Check each line of the material below for "color", then copy the ones that contain it.

Entries with figure data
-- Start --

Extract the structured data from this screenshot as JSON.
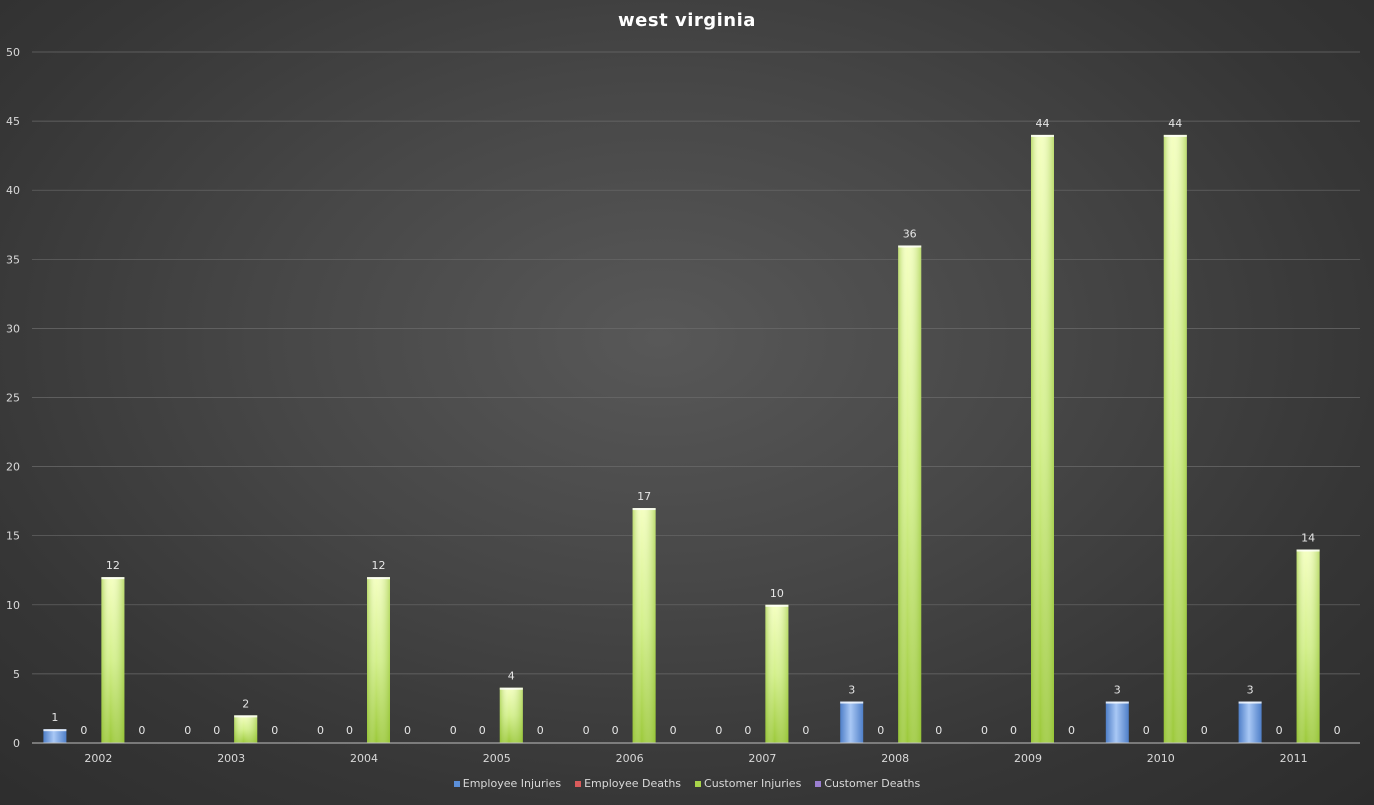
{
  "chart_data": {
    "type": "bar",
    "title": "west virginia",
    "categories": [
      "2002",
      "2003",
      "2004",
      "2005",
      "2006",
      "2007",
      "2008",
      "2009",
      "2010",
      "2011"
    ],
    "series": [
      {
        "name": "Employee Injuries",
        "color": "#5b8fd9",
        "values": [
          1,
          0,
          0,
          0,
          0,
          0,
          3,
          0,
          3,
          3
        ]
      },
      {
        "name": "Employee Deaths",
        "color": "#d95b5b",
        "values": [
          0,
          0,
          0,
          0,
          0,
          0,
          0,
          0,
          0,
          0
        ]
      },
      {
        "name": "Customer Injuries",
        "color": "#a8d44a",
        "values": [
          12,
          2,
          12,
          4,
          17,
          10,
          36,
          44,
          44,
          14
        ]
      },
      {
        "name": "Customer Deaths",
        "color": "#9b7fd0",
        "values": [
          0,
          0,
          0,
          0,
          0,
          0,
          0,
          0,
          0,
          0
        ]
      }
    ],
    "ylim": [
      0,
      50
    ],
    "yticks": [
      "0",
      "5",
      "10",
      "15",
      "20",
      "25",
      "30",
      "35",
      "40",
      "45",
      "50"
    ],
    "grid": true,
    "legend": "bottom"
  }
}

-- End --
-- Start --

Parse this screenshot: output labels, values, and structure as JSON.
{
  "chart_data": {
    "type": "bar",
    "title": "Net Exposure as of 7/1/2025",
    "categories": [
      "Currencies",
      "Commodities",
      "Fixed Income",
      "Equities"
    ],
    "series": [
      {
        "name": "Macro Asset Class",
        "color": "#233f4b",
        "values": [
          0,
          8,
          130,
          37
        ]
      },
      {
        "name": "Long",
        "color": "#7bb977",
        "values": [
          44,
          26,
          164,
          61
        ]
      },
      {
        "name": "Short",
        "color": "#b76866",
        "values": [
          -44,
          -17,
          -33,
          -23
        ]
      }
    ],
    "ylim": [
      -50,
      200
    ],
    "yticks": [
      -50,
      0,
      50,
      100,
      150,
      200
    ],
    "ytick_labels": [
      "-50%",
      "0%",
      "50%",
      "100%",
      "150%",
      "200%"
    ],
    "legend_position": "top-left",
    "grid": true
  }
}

-- End --

* [Correct result]:
        "color": "#5b8fd9",
        "color": "#d95b5b",
        "color": "#a8d44a",
        "color": "#9b7fd0",
        "color": "#233f4b",
        "color": "#7bb977",
        "color": "#b76866",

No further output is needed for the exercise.